§ What is needed
Write out all lines holding the word "name".

§ Provided records
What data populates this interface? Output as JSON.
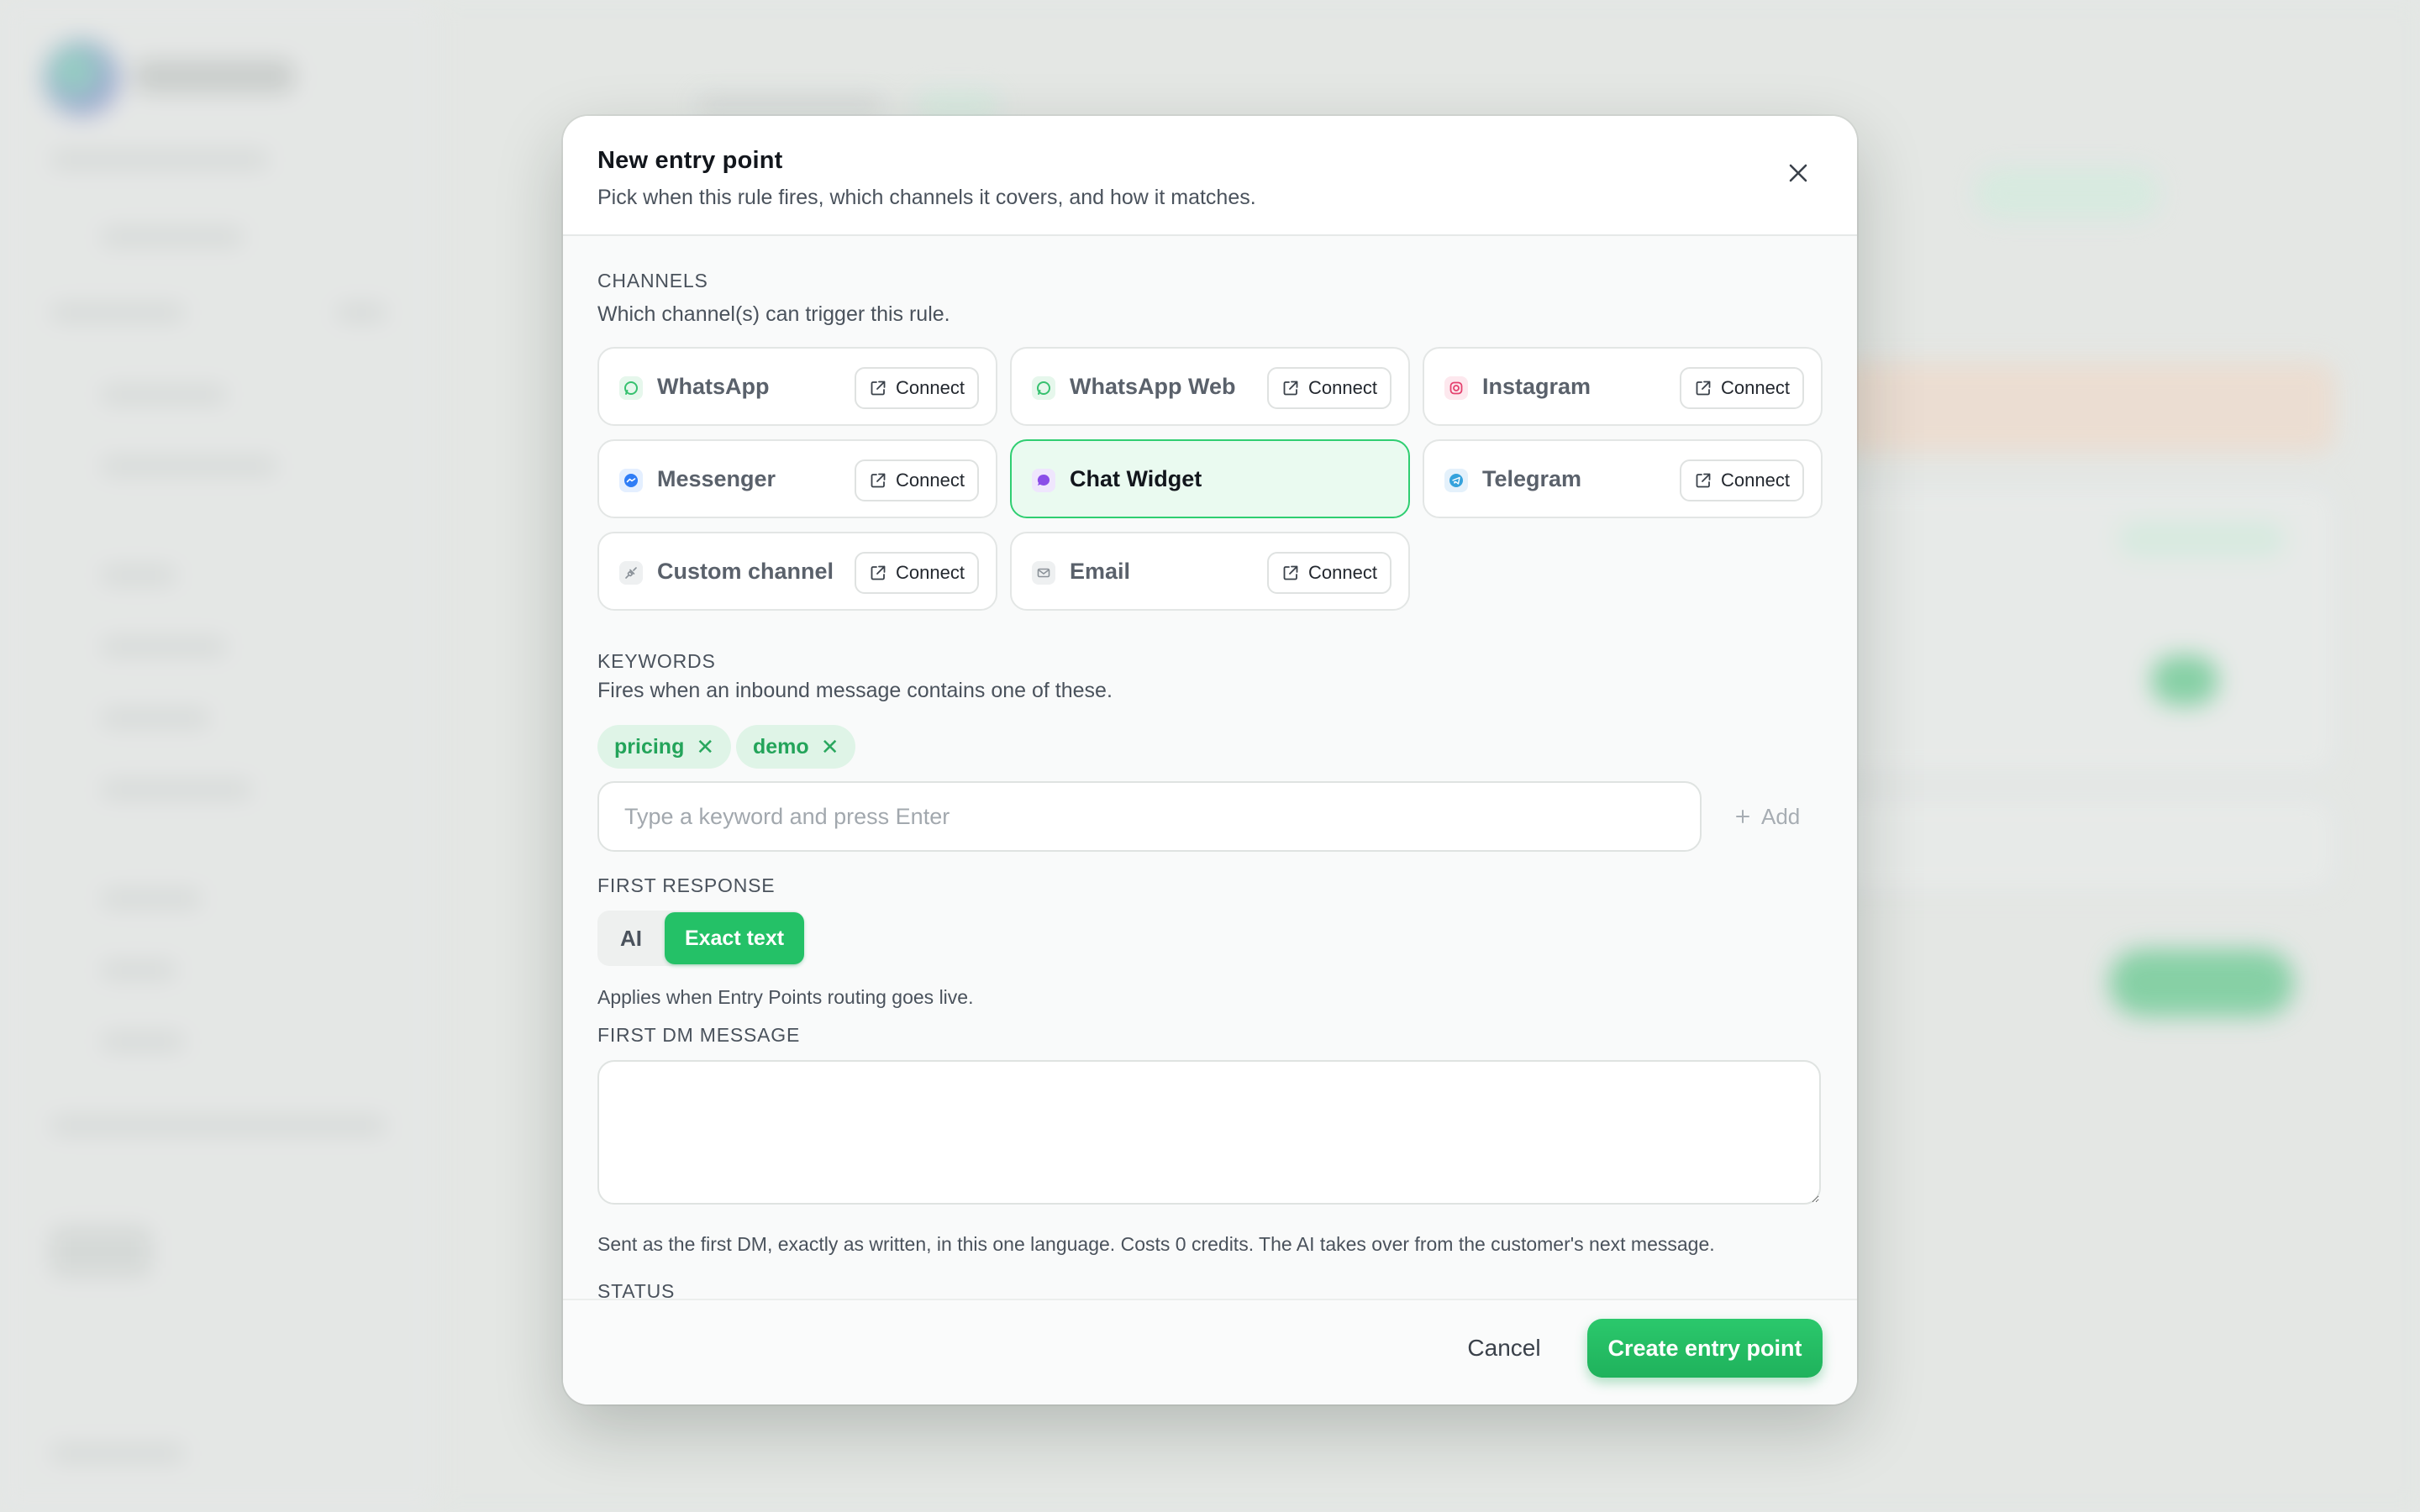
{
  "modal": {
    "title": "New entry point",
    "subtitle": "Pick when this rule fires, which channels it covers, and how it matches."
  },
  "channels": {
    "label": "CHANNELS",
    "description": "Which channel(s) can trigger this rule.",
    "connect_label": "Connect",
    "items": [
      {
        "name": "WhatsApp",
        "icon": "whatsapp-icon",
        "selected": false
      },
      {
        "name": "WhatsApp Web",
        "icon": "whatsapp-web-icon",
        "selected": false
      },
      {
        "name": "Instagram",
        "icon": "instagram-icon",
        "selected": false
      },
      {
        "name": "Messenger",
        "icon": "messenger-icon",
        "selected": false
      },
      {
        "name": "Chat Widget",
        "icon": "chat-widget-icon",
        "selected": true
      },
      {
        "name": "Telegram",
        "icon": "telegram-icon",
        "selected": false
      },
      {
        "name": "Custom channel",
        "icon": "plug-icon",
        "selected": false
      },
      {
        "name": "Email",
        "icon": "email-icon",
        "selected": false
      }
    ]
  },
  "keywords": {
    "label": "KEYWORDS",
    "description": "Fires when an inbound message contains one of these.",
    "tags": [
      "pricing",
      "demo"
    ],
    "input_placeholder": "Type a keyword and press Enter",
    "input_value": "",
    "add_label": "Add"
  },
  "first_response": {
    "label": "FIRST RESPONSE",
    "options": [
      "AI",
      "Exact text"
    ],
    "selected": "Exact text",
    "note": "Applies when Entry Points routing goes live."
  },
  "first_dm": {
    "label": "FIRST DM MESSAGE",
    "value": "",
    "note": "Sent as the first DM, exactly as written, in this one language. Costs 0 credits. The AI takes over from the customer's next message."
  },
  "status": {
    "label": "STATUS"
  },
  "footer": {
    "cancel_label": "Cancel",
    "create_label": "Create entry point"
  },
  "colors": {
    "accent": "#24c167",
    "selected_card_bg": "#eafaf0",
    "tag_bg": "#dff4e7",
    "tag_text": "#23a45a"
  }
}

§ Task output
        "name": "WhatsApp",
        "name": "WhatsApp Web",
        "name": "Instagram",
        "name": "Messenger",
        "name": "Chat Widget",
        "name": "Telegram",
        "name": "Custom channel",
        "name": "Email",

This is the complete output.